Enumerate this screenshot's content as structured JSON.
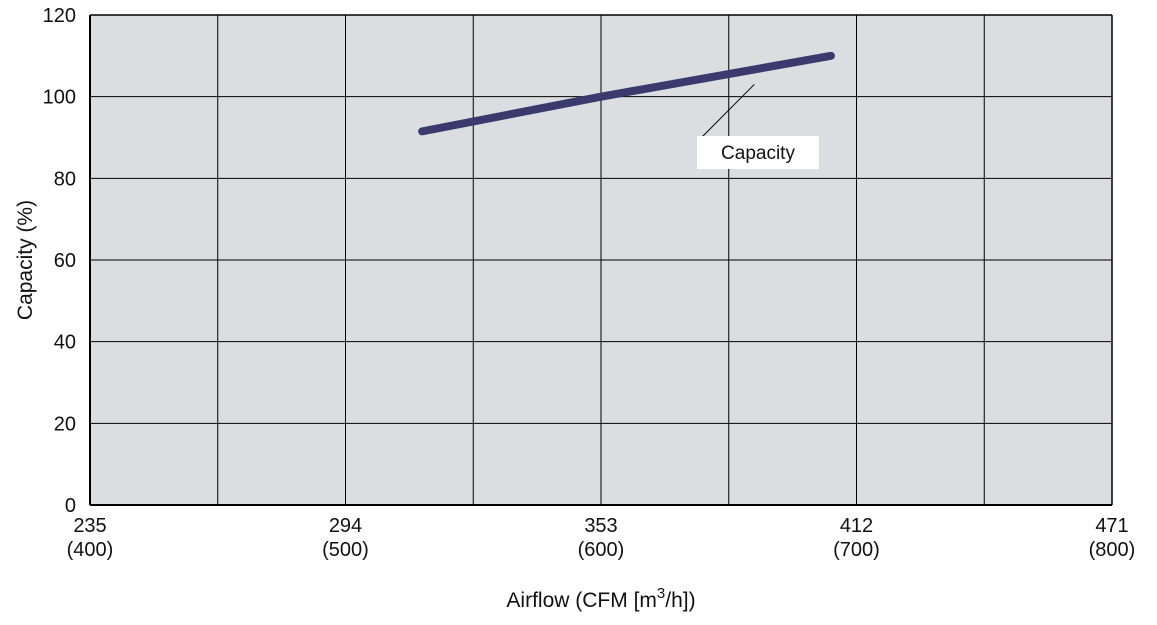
{
  "chart_data": {
    "type": "line",
    "xlabel_main": "Airflow (CFM [m",
    "xlabel_sup": "3",
    "xlabel_tail": "/h])",
    "ylabel": "Capacity (%)",
    "x_ticks": [
      {
        "cfm": "235",
        "m3h": "(400)",
        "value": 400
      },
      {
        "cfm": "294",
        "m3h": "(500)",
        "value": 500
      },
      {
        "cfm": "353",
        "m3h": "(600)",
        "value": 600
      },
      {
        "cfm": "412",
        "m3h": "(700)",
        "value": 700
      },
      {
        "cfm": "471",
        "m3h": "(800)",
        "value": 800
      }
    ],
    "y_ticks": [
      "0",
      "20",
      "40",
      "60",
      "80",
      "100",
      "120"
    ],
    "xlim": [
      400,
      800
    ],
    "ylim": [
      0,
      120
    ],
    "x_gridlines": [
      400,
      450,
      500,
      550,
      600,
      650,
      700,
      750,
      800
    ],
    "y_gridlines": [
      0,
      20,
      40,
      60,
      80,
      100,
      120
    ],
    "grid": true,
    "series": [
      {
        "name": "Capacity",
        "color": "#3a3a6e",
        "x": [
          530,
          600,
          690
        ],
        "y": [
          91.5,
          100,
          110
        ]
      }
    ],
    "annotation": {
      "text": "Capacity",
      "points_to_x": 660,
      "points_to_y": 103
    }
  }
}
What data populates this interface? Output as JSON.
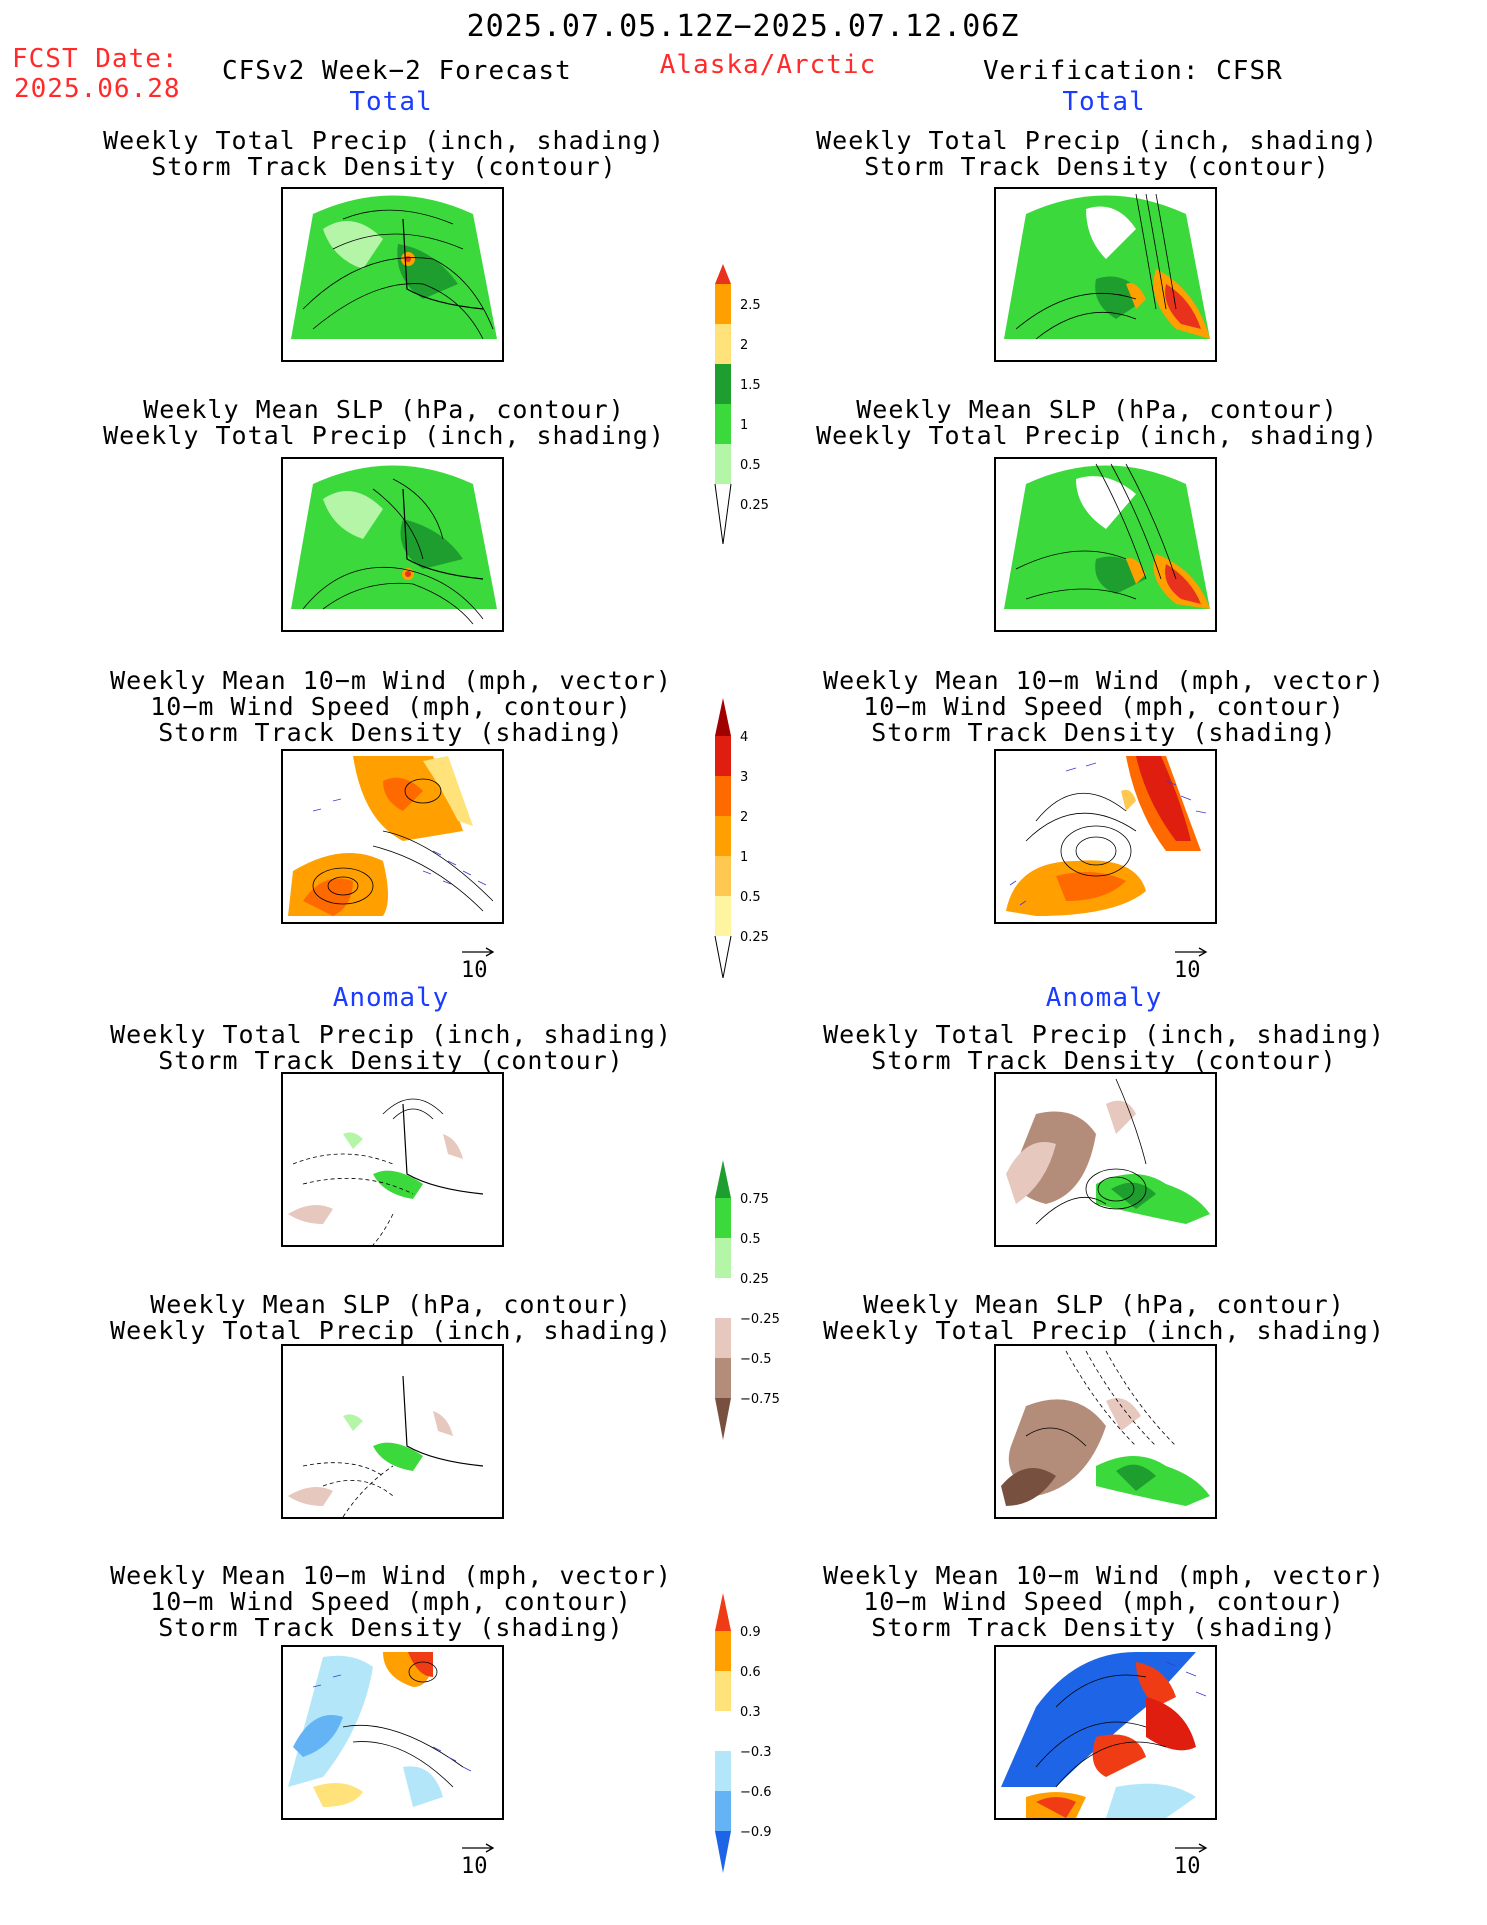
{
  "header": {
    "period": "2025.07.05.12Z−2025.07.12.06Z",
    "fcst_label": "FCST Date:",
    "fcst_date": "2025.06.28",
    "model": "CFSv2 Week−2 Forecast",
    "region": "Alaska/Arctic",
    "verification": "Verification: CFSR"
  },
  "sections": {
    "total_left": "Total",
    "total_right": "Total",
    "anomaly_left": "Anomaly",
    "anomaly_right": "Anomaly"
  },
  "panel_titles": {
    "precip_storm": [
      "Weekly Total Precip (inch, shading)",
      "Storm Track Density (contour)"
    ],
    "slp_precip": [
      "Weekly Mean SLP (hPa, contour)",
      "Weekly Total Precip (inch, shading)"
    ],
    "wind_storm": [
      "Weekly Mean 10−m Wind (mph, vector)",
      "10−m Wind Speed (mph, contour)",
      "Storm Track Density (shading)"
    ]
  },
  "vector_ref": "10",
  "colorbars": {
    "precip_total": {
      "labels": [
        "2.5",
        "2",
        "1.5",
        "1",
        "0.5",
        "0.25"
      ],
      "colors": [
        "#e8321e",
        "#ffa000",
        "#ffe27a",
        "#1e9e2e",
        "#3cd93c",
        "#b4f5a8"
      ]
    },
    "storm_total": {
      "labels": [
        "4",
        "3",
        "2",
        "1",
        "0.5",
        "0.25"
      ],
      "colors": [
        "#a00000",
        "#e01e10",
        "#ff6a00",
        "#ffa000",
        "#ffc850",
        "#fff5a0"
      ]
    },
    "precip_anom": {
      "labels": [
        "0.75",
        "0.5",
        "0.25",
        "−0.25",
        "−0.5",
        "−0.75"
      ],
      "colors": [
        "#1e9e2e",
        "#3cd93c",
        "#b4f5a8",
        "#ffffff",
        "#e6c8be",
        "#b48c7a",
        "#785040"
      ]
    },
    "storm_anom": {
      "labels": [
        "0.9",
        "0.6",
        "0.3",
        "−0.3",
        "−0.6",
        "−0.9"
      ],
      "colors": [
        "#f03c14",
        "#ffa000",
        "#ffe27a",
        "#ffffff",
        "#b4e6fa",
        "#64b4f5",
        "#1e64e6"
      ]
    }
  }
}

:: Work to complete ::
Copy every line above word for word and exclude the pictures.

:: Task response ::
Enumerate this screenshot's content as structured JSON.
{
  "chart_data": {
    "type": "line",
    "xlabel_main": "Airflow (CFM [m",
    "xlabel_sup": "3",
    "xlabel_tail": "/h])",
    "ylabel": "Capacity (%)",
    "x_ticks": [
      {
        "cfm": "235",
        "m3h": "(400)",
        "value": 400
      },
      {
        "cfm": "294",
        "m3h": "(500)",
        "value": 500
      },
      {
        "cfm": "353",
        "m3h": "(600)",
        "value": 600
      },
      {
        "cfm": "412",
        "m3h": "(700)",
        "value": 700
      },
      {
        "cfm": "471",
        "m3h": "(800)",
        "value": 800
      }
    ],
    "y_ticks": [
      "0",
      "20",
      "40",
      "60",
      "80",
      "100",
      "120"
    ],
    "xlim": [
      400,
      800
    ],
    "ylim": [
      0,
      120
    ],
    "x_gridlines": [
      400,
      450,
      500,
      550,
      600,
      650,
      700,
      750,
      800
    ],
    "y_gridlines": [
      0,
      20,
      40,
      60,
      80,
      100,
      120
    ],
    "grid": true,
    "series": [
      {
        "name": "Capacity",
        "color": "#3a3a6e",
        "x": [
          530,
          600,
          690
        ],
        "y": [
          91.5,
          100,
          110
        ]
      }
    ],
    "annotation": {
      "text": "Capacity",
      "points_to_x": 660,
      "points_to_y": 103
    }
  }
}
What data populates this interface? Output as JSON.
{
  "header": {
    "period": "2025.07.05.12Z−2025.07.12.06Z",
    "fcst_label": "FCST Date:",
    "fcst_date": "2025.06.28",
    "model": "CFSv2 Week−2 Forecast",
    "region": "Alaska/Arctic",
    "verification": "Verification: CFSR"
  },
  "sections": {
    "total_left": "Total",
    "total_right": "Total",
    "anomaly_left": "Anomaly",
    "anomaly_right": "Anomaly"
  },
  "panel_titles": {
    "precip_storm": [
      "Weekly Total Precip (inch, shading)",
      "Storm Track Density (contour)"
    ],
    "slp_precip": [
      "Weekly Mean SLP (hPa, contour)",
      "Weekly Total Precip (inch, shading)"
    ],
    "wind_storm": [
      "Weekly Mean 10−m Wind (mph, vector)",
      "10−m Wind Speed (mph, contour)",
      "Storm Track Density (shading)"
    ]
  },
  "vector_ref": "10",
  "colorbars": {
    "precip_total": {
      "labels": [
        "2.5",
        "2",
        "1.5",
        "1",
        "0.5",
        "0.25"
      ],
      "colors": [
        "#e8321e",
        "#ffa000",
        "#ffe27a",
        "#1e9e2e",
        "#3cd93c",
        "#b4f5a8"
      ]
    },
    "storm_total": {
      "labels": [
        "4",
        "3",
        "2",
        "1",
        "0.5",
        "0.25"
      ],
      "colors": [
        "#a00000",
        "#e01e10",
        "#ff6a00",
        "#ffa000",
        "#ffc850",
        "#fff5a0"
      ]
    },
    "precip_anom": {
      "labels": [
        "0.75",
        "0.5",
        "0.25",
        "−0.25",
        "−0.5",
        "−0.75"
      ],
      "colors": [
        "#1e9e2e",
        "#3cd93c",
        "#b4f5a8",
        "#ffffff",
        "#e6c8be",
        "#b48c7a",
        "#785040"
      ]
    },
    "storm_anom": {
      "labels": [
        "0.9",
        "0.6",
        "0.3",
        "−0.3",
        "−0.6",
        "−0.9"
      ],
      "colors": [
        "#f03c14",
        "#ffa000",
        "#ffe27a",
        "#ffffff",
        "#b4e6fa",
        "#64b4f5",
        "#1e64e6"
      ]
    }
  }
}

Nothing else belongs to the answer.